The data:

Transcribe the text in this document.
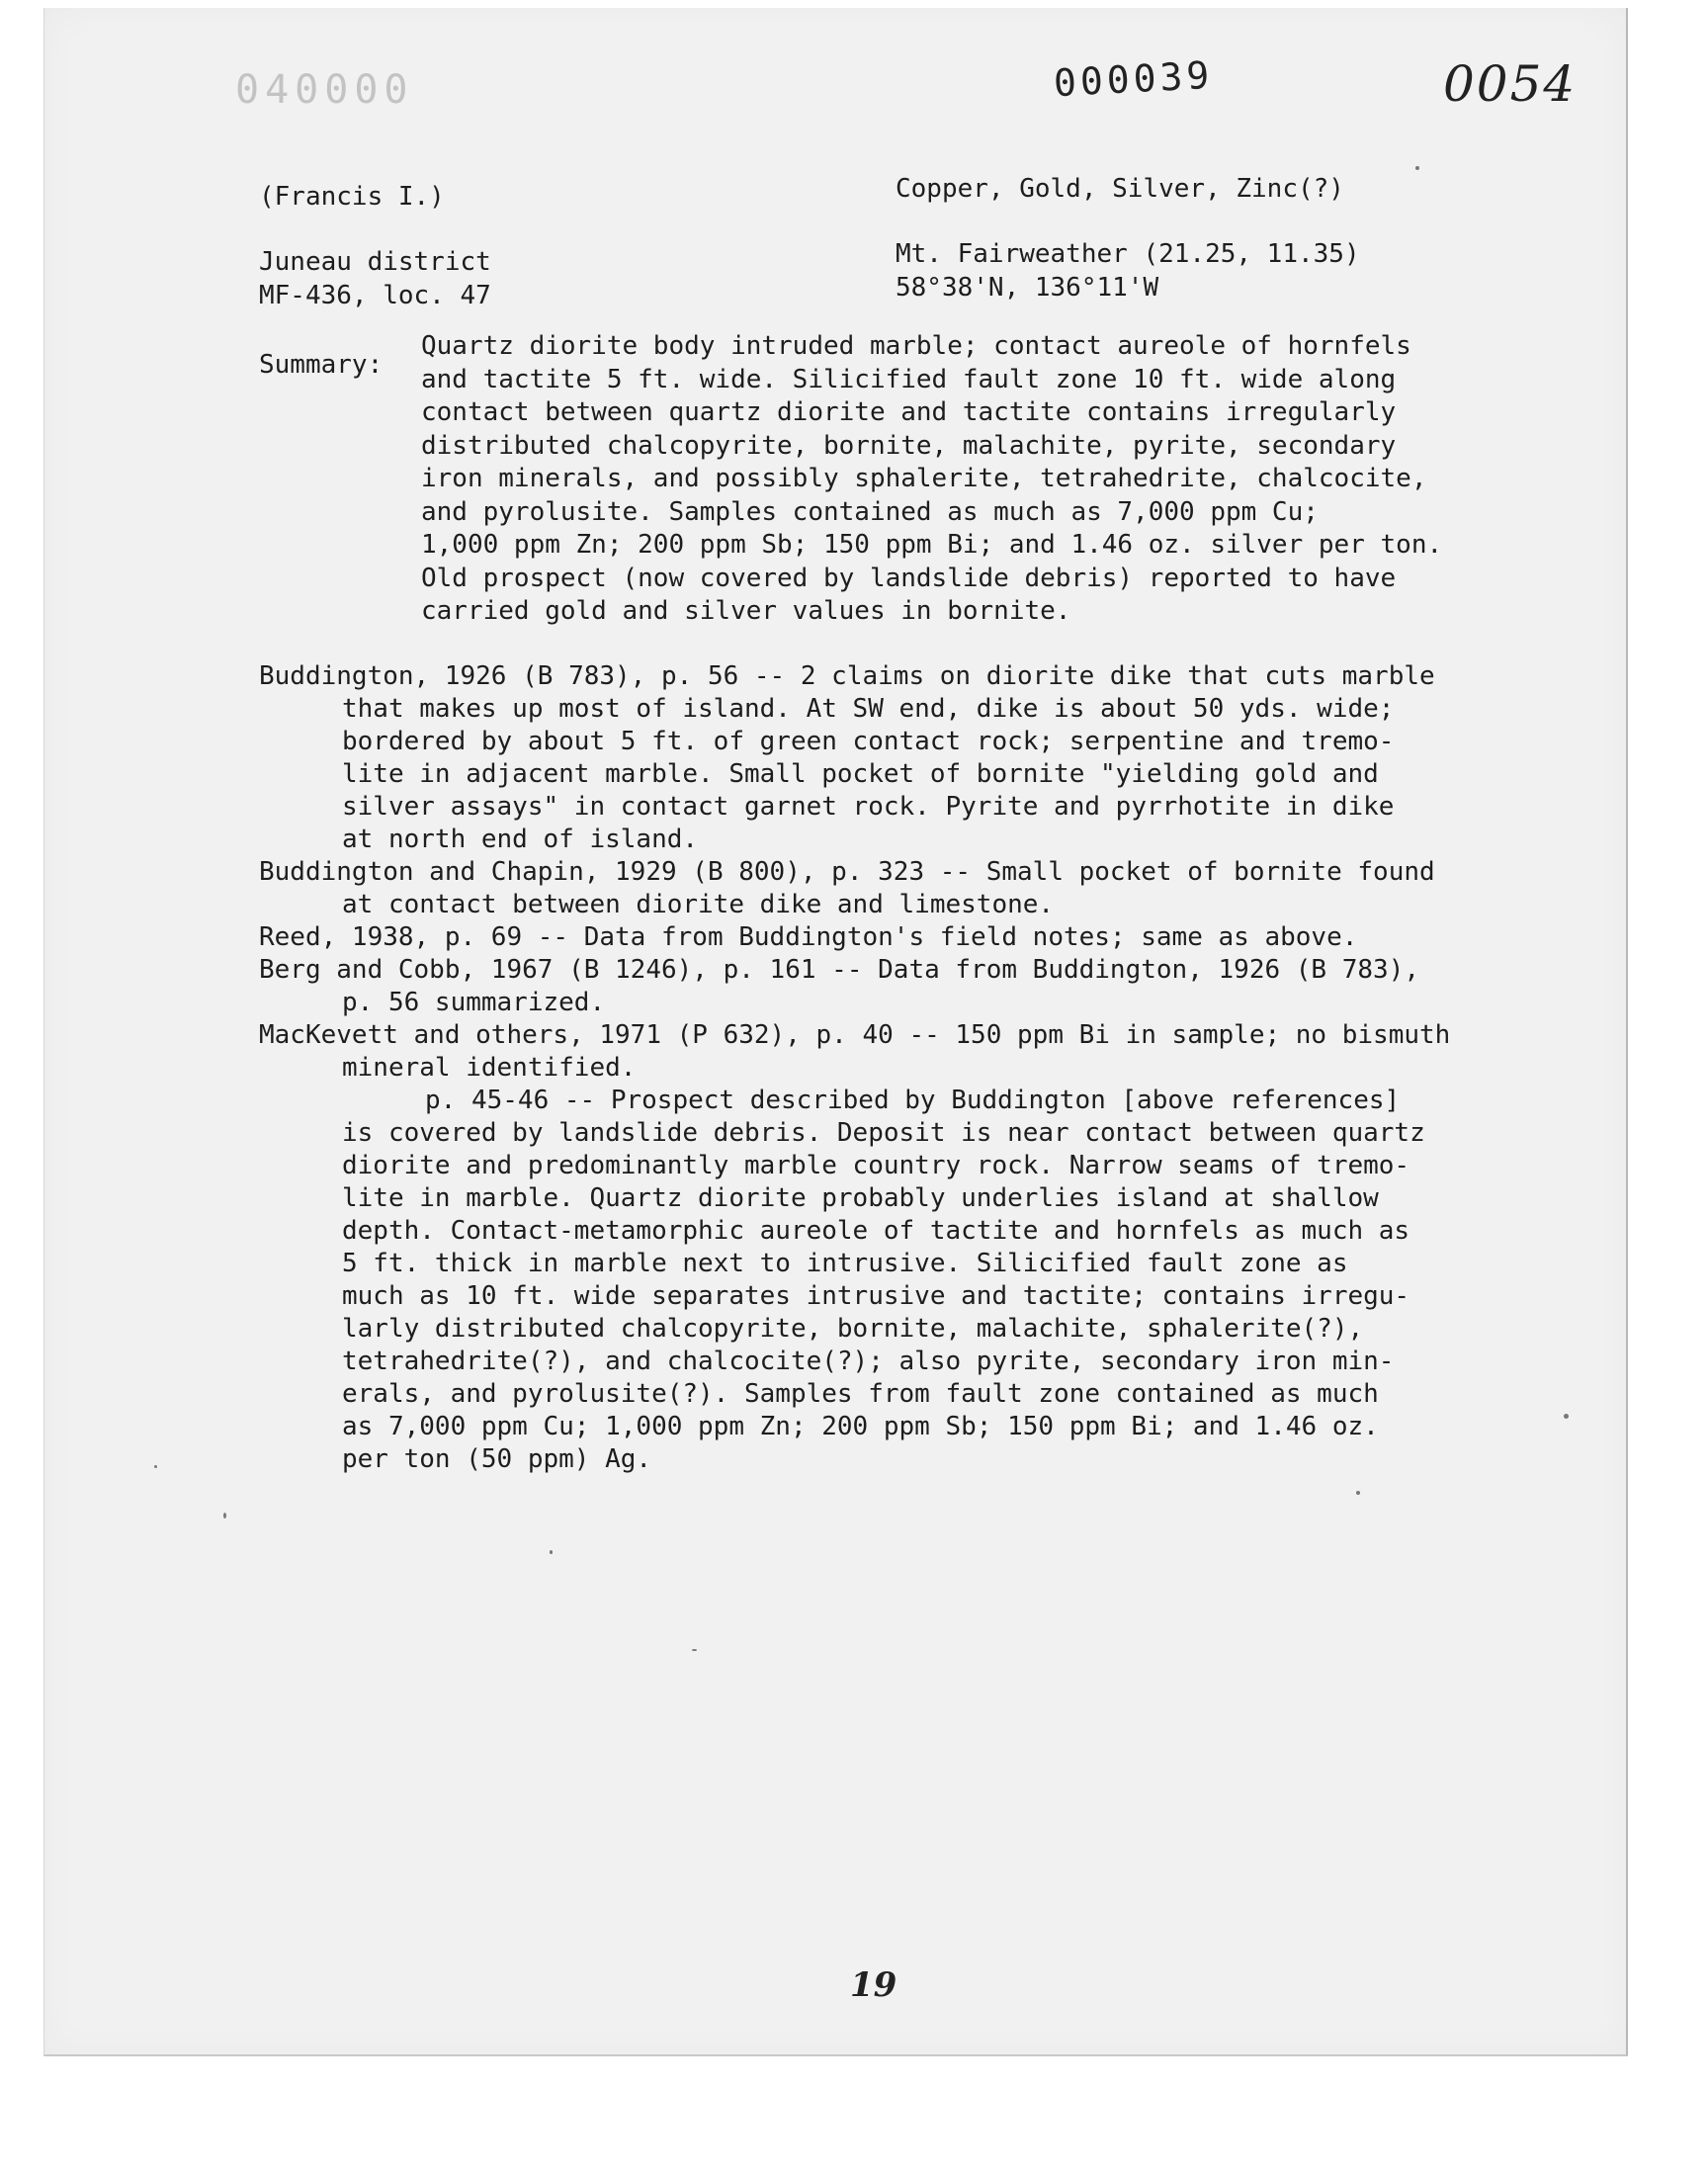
040000	000039	0054
(Francis I.)
Juneau district
MF-436, loc. 47
Copper, Gold, Silver, Zinc(?)
Mt. Fairweather (21.25, 11.35)
58°38'N, 136°11'W
Summary:
Quartz diorite body intruded marble; contact aureole of hornfels
and tactite 5 ft. wide. Silicified fault zone 10 ft. wide along
contact between quartz diorite and tactite contains irregularly
distributed chalcopyrite, bornite, malachite, pyrite, secondary
iron minerals, and possibly sphalerite, tetrahedrite, chalcocite,
and pyrolusite. Samples contained as much as 7,000 ppm Cu;
1,000 ppm Zn; 200 ppm Sb; 150 ppm Bi; and 1.46 oz. silver per ton.
Old prospect (now covered by landslide debris) reported to have
carried gold and silver values in bornite.
Buddington, 1926 (B 783), p. 56 -- 2 claims on diorite dike that cuts marble
that makes up most of island. At SW end, dike is about 50 yds. wide;
bordered by about 5 ft. of green contact rock; serpentine and tremo-
lite in adjacent marble. Small pocket of bornite "yielding gold and
silver assays" in contact garnet rock. Pyrite and pyrrhotite in dike
at north end of island.
Buddington and Chapin, 1929 (B 800), p. 323 -- Small pocket of bornite found
at contact between diorite dike and limestone.
Reed, 1938, p. 69 -- Data from Buddington's field notes; same as above.
Berg and Cobb, 1967 (B 1246), p. 161 -- Data from Buddington, 1926 (B 783),
p. 56 summarized.
MacKevett and others, 1971 (P 632), p. 40 -- 150 ppm Bi in sample; no bismuth
mineral identified.
p. 45-46 -- Prospect described by Buddington [above references]
is covered by landslide debris. Deposit is near contact between quartz
diorite and predominantly marble country rock. Narrow seams of tremo-
lite in marble. Quartz diorite probably underlies island at shallow
depth. Contact-metamorphic aureole of tactite and hornfels as much as
5 ft. thick in marble next to intrusive. Silicified fault zone as
much as 10 ft. wide separates intrusive and tactite; contains irregu-
larly distributed chalcopyrite, bornite, malachite, sphalerite(?),
tetrahedrite(?), and chalcocite(?); also pyrite, secondary iron min-
erals, and pyrolusite(?). Samples from fault zone contained as much
as 7,000 ppm Cu; 1,000 ppm Zn; 200 ppm Sb; 150 ppm Bi; and 1.46 oz.
per ton (50 ppm) Ag.
19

Directions: The result should be every line that contains "aureole", copied from the entries.

Your response:
Quartz diorite body intruded marble; contact aureole of hornfels
depth. Contact-metamorphic aureole of tactite and hornfels as much as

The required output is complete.